■ **Problem requirements**
Copy all entries without alteration and skip the pictures they hold.
== Items ==
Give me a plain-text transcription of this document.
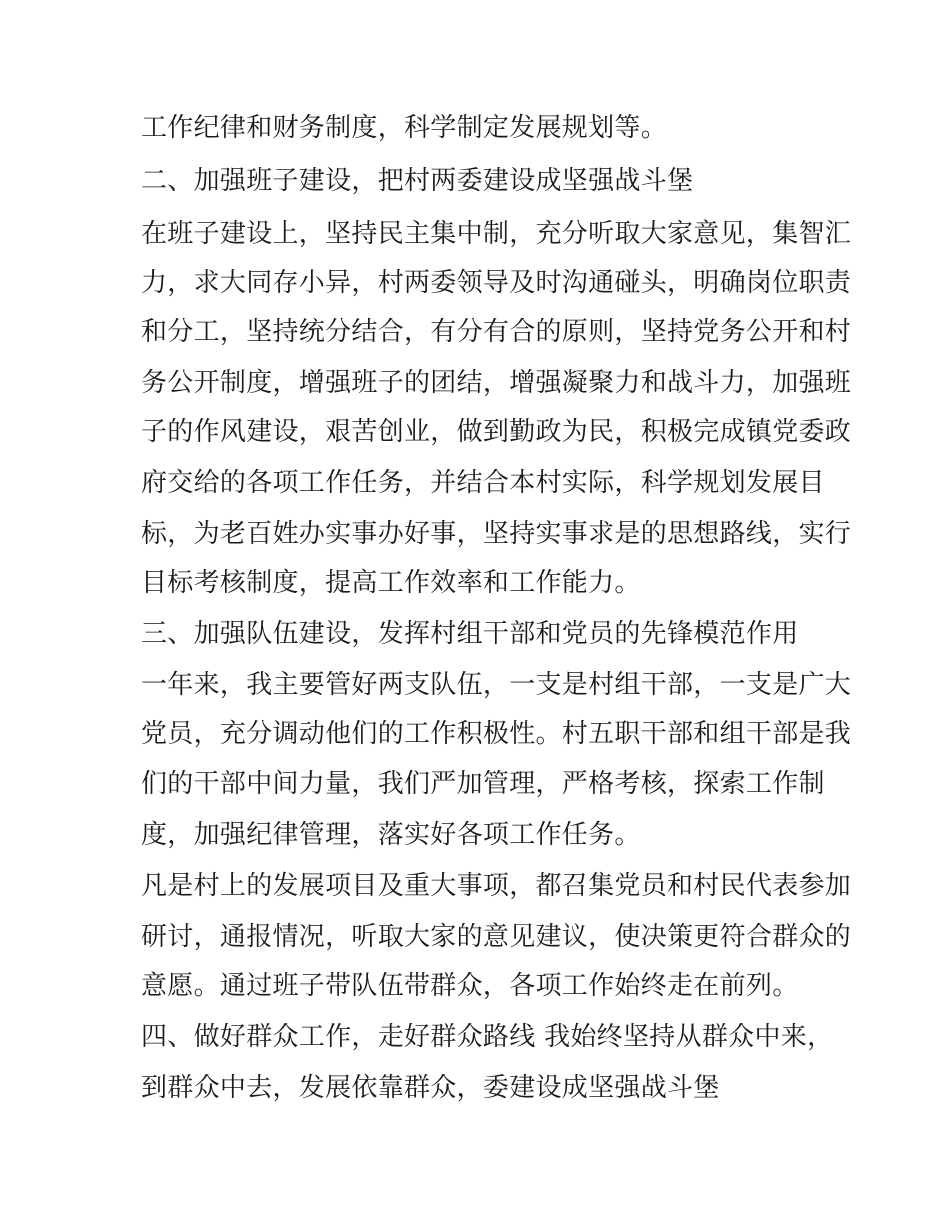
工作纪律和财务制度，科学制定发展规划等。
二、加强班子建设，把村两委建设成坚强战斗堡
在班子建设上，坚持民主集中制，充分听取大家意见，集智汇
力，求大同存小异，村两委领导及时沟通碰头，明确岗位职责
和分工，坚持统分结合，有分有合的原则，坚持党务公开和村
务公开制度，增强班子的团结，增强凝聚力和战斗力，加强班
子的作风建设，艰苦创业，做到勤政为民，积极完成镇党委政
府交给的各项工作任务，并结合本村实际，科学规划发展目
标，为老百姓办实事办好事，坚持实事求是的思想路线，实行
目标考核制度，提高工作效率和工作能力。
三、加强队伍建设，发挥村组干部和党员的先锋模范作用
一年来，我主要管好两支队伍，一支是村组干部，一支是广大
党员，充分调动他们的工作积极性。村五职干部和组干部是我
们的干部中间力量，我们严加管理，严格考核，探索工作制
度，加强纪律管理，落实好各项工作任务。
凡是村上的发展项目及重大事项，都召集党员和村民代表参加
研讨，通报情况，听取大家的意见建议，使决策更符合群众的
意愿。通过班子带队伍带群众，各项工作始终走在前列。
四、做好群众工作，走好群众路线 我始终坚持从群众中来，
到群众中去，发展依靠群众，委建设成坚强战斗堡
===
■ **Exercise response**
Give me a plain-text transcription of this document.
工作纪律和财务制度，科学制定发展规划等。
二、加强班子建设，把村两委建设成坚强战斗堡
在班子建设上，坚持民主集中制，充分听取大家意见，集智汇
力，求大同存小异，村两委领导及时沟通碰头，明确岗位职责
和分工，坚持统分结合，有分有合的原则，坚持党务公开和村
务公开制度，增强班子的团结，增强凝聚力和战斗力，加强班
子的作风建设，艰苦创业，做到勤政为民，积极完成镇党委政
府交给的各项工作任务，并结合本村实际，科学规划发展目
标，为老百姓办实事办好事，坚持实事求是的思想路线，实行
目标考核制度，提高工作效率和工作能力。
三、加强队伍建设，发挥村组干部和党员的先锋模范作用
一年来，我主要管好两支队伍，一支是村组干部，一支是广大
党员，充分调动他们的工作积极性。村五职干部和组干部是我
们的干部中间力量，我们严加管理，严格考核，探索工作制
度，加强纪律管理，落实好各项工作任务。
凡是村上的发展项目及重大事项，都召集党员和村民代表参加
研讨，通报情况，听取大家的意见建议，使决策更符合群众的
意愿。通过班子带队伍带群众，各项工作始终走在前列。
四、做好群众工作，走好群众路线 我始终坚持从群众中来，
到群众中去，发展依靠群众，委建设成坚强战斗堡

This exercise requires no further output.